## Stated problem
The records below are split into lines. How many of those lines contain the string "value"? Reply with the number only.

Dataset records
********************
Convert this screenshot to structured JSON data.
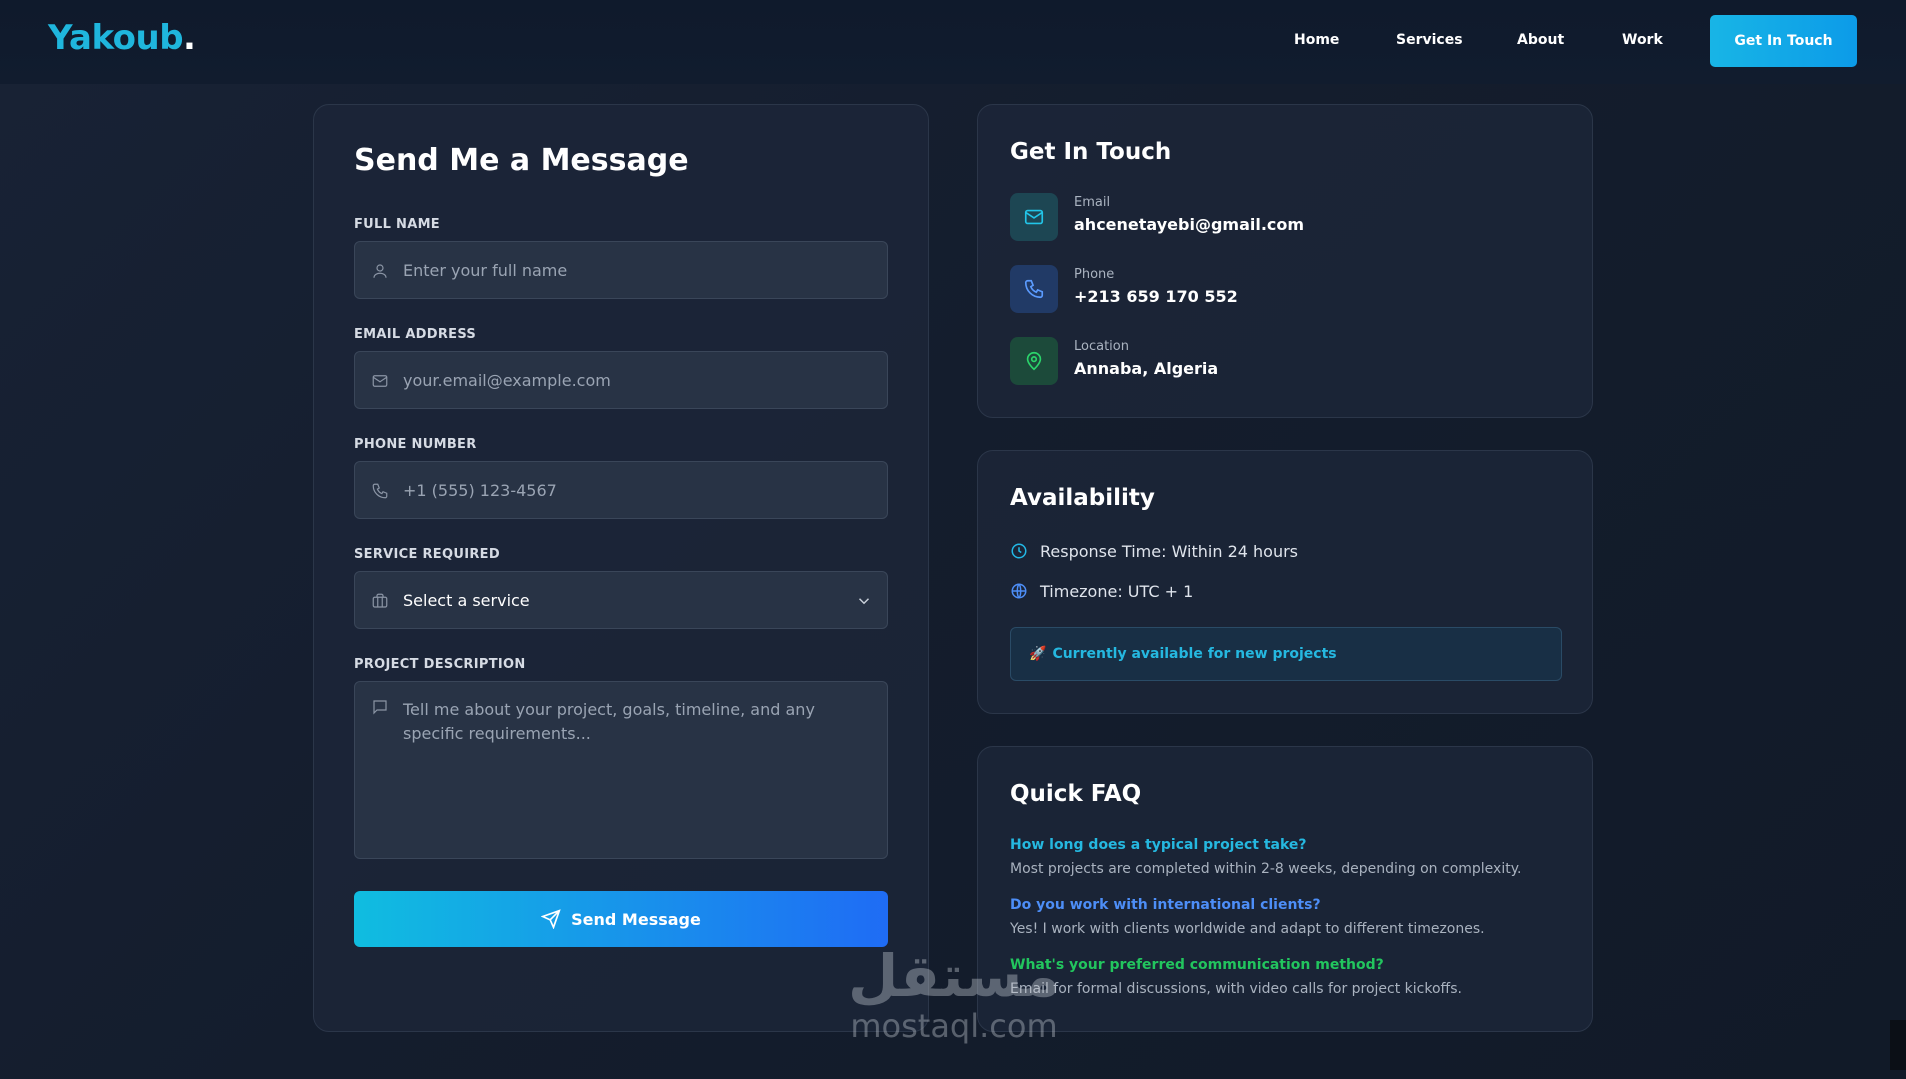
{
  "brand": {
    "name": "Yakoub",
    "dot": "."
  },
  "nav": {
    "items": [
      "Home",
      "Services",
      "About",
      "Work"
    ],
    "cta": "Get In Touch"
  },
  "form": {
    "title": "Send Me a Message",
    "fields": {
      "full_name": {
        "label": "FULL NAME",
        "placeholder": "Enter your full name"
      },
      "email": {
        "label": "EMAIL ADDRESS",
        "placeholder": "your.email@example.com"
      },
      "phone": {
        "label": "PHONE NUMBER",
        "placeholder": "+1 (555) 123-4567"
      },
      "service": {
        "label": "SERVICE REQUIRED",
        "selected": "Select a service"
      },
      "description": {
        "label": "PROJECT DESCRIPTION",
        "placeholder": "Tell me about your project, goals, timeline, and any specific requirements..."
      }
    },
    "submit_label": "Send Message"
  },
  "contact": {
    "title": "Get In Touch",
    "items": [
      {
        "label": "Email",
        "value": "ahcenetayebi@gmail.com",
        "icon": "mail-icon",
        "color": "#1fb6dd"
      },
      {
        "label": "Phone",
        "value": "+213 659 170 552",
        "icon": "phone-icon",
        "color": "#4d8ef7"
      },
      {
        "label": "Location",
        "value": "Annaba, Algeria",
        "icon": "map-pin-icon",
        "color": "#22c55e"
      }
    ]
  },
  "availability": {
    "title": "Availability",
    "response_time": "Response Time: Within 24 hours",
    "timezone": "Timezone: UTC + 1",
    "status_icon": "🚀",
    "status": "Currently available for new projects"
  },
  "faq": {
    "title": "Quick FAQ",
    "items": [
      {
        "q": "How long does a typical project take?",
        "a": "Most projects are completed within 2-8 weeks, depending on complexity.",
        "color": "#25b8e0"
      },
      {
        "q": "Do you work with international clients?",
        "a": "Yes! I work with clients worldwide and adapt to different timezones.",
        "color": "#4d8ef7"
      },
      {
        "q": "What's your preferred communication method?",
        "a": "Email for formal discussions, with video calls for project kickoffs.",
        "color": "#22c55e"
      }
    ]
  },
  "watermark": {
    "arabic": "مستقل",
    "latin": "mostaql.com"
  },
  "colors": {
    "accent": "#1fb6dd",
    "blue": "#1f6cf5",
    "green": "#22c55e",
    "card": "#1c2638"
  }
}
********************
## The response
3